TO DO: Look through the data and write out every line with the word "ликвидации" in it.

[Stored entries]
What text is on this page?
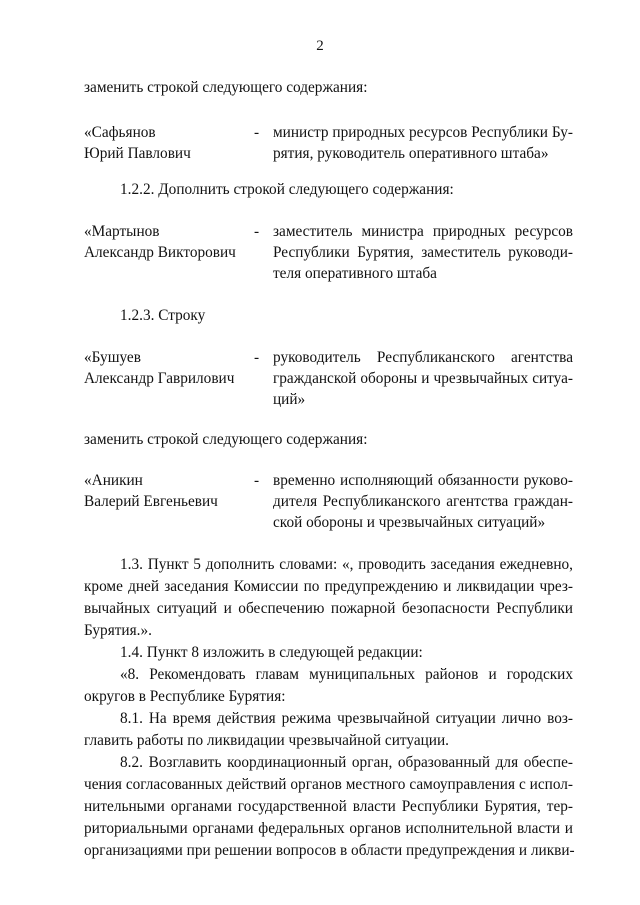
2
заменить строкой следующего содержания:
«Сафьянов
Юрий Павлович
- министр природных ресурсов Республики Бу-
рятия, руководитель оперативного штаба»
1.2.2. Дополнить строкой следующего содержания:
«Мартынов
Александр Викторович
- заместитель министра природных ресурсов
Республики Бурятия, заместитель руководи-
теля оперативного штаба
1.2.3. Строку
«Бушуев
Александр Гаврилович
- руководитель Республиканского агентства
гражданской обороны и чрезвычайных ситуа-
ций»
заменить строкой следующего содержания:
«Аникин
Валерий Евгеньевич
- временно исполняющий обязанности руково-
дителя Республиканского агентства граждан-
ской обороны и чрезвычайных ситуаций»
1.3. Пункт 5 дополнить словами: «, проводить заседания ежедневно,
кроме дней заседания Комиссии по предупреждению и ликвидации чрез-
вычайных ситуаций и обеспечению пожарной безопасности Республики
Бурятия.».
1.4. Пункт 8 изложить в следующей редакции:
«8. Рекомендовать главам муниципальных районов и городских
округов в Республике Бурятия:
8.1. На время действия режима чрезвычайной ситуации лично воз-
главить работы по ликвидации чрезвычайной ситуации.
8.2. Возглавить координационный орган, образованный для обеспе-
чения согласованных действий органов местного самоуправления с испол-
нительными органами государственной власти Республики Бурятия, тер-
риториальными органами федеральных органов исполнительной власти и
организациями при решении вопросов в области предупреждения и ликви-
* * *
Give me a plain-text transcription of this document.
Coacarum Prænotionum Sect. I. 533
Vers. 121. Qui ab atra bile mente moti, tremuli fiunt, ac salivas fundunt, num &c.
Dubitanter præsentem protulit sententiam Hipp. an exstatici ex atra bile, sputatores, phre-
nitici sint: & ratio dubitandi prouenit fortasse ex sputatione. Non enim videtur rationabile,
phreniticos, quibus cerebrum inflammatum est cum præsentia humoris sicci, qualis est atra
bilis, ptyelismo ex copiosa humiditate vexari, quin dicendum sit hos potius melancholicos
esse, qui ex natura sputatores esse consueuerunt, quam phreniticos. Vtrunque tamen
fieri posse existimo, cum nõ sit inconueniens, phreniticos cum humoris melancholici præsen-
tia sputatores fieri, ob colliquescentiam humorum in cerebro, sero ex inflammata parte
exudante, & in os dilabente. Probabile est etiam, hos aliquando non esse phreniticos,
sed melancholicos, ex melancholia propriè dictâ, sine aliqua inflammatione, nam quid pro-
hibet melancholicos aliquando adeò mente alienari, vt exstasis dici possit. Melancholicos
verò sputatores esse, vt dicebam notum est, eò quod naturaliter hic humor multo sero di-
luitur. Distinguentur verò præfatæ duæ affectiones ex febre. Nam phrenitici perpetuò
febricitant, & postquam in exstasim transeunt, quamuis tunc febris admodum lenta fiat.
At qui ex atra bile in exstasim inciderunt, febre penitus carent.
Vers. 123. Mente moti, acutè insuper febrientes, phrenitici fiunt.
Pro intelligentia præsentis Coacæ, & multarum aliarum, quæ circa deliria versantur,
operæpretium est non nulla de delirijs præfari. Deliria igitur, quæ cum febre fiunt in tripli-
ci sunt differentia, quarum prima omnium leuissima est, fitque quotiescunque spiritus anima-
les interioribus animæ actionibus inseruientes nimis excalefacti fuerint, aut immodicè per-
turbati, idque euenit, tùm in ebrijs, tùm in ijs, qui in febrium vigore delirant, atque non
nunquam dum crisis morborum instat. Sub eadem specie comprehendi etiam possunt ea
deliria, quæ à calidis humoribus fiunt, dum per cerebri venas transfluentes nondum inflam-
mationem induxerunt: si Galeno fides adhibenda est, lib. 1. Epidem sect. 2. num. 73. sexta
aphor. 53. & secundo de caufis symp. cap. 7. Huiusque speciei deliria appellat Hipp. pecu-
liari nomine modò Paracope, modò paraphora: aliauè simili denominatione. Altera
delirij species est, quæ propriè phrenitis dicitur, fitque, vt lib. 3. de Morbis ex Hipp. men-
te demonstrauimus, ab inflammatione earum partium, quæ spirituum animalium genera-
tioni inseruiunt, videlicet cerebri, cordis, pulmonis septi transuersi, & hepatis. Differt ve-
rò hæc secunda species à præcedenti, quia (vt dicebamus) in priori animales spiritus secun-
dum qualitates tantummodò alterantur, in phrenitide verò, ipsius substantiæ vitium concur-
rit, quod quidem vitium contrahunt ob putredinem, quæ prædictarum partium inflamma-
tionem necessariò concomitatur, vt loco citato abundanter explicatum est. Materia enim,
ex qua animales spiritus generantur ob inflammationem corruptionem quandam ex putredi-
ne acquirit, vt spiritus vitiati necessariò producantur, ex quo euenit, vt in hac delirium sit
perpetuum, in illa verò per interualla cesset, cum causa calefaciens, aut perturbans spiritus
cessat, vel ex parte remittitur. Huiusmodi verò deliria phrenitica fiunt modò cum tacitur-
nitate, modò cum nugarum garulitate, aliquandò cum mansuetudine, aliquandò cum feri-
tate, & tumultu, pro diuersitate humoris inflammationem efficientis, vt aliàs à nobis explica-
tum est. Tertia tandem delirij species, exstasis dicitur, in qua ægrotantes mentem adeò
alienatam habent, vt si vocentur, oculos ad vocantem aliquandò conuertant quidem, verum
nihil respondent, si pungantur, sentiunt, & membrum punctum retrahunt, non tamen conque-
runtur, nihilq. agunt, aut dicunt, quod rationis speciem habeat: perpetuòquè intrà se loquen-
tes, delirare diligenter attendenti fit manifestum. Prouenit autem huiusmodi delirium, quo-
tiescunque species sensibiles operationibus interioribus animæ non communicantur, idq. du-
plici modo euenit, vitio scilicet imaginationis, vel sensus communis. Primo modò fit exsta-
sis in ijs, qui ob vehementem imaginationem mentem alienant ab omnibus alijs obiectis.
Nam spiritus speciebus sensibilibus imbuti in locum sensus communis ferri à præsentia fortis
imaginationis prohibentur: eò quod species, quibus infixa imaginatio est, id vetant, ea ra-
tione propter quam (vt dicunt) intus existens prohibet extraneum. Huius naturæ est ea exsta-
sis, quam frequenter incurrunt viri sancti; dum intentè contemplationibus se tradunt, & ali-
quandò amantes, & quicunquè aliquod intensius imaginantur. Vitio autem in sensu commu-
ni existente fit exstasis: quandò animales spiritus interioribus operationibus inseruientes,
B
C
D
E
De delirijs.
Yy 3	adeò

OUTPUT OF THE EXERCISE:
кроме дней заседания Комиссии по предупреждению и ликвидации чрез-
главить работы по ликвидации чрезвычайной ситуации.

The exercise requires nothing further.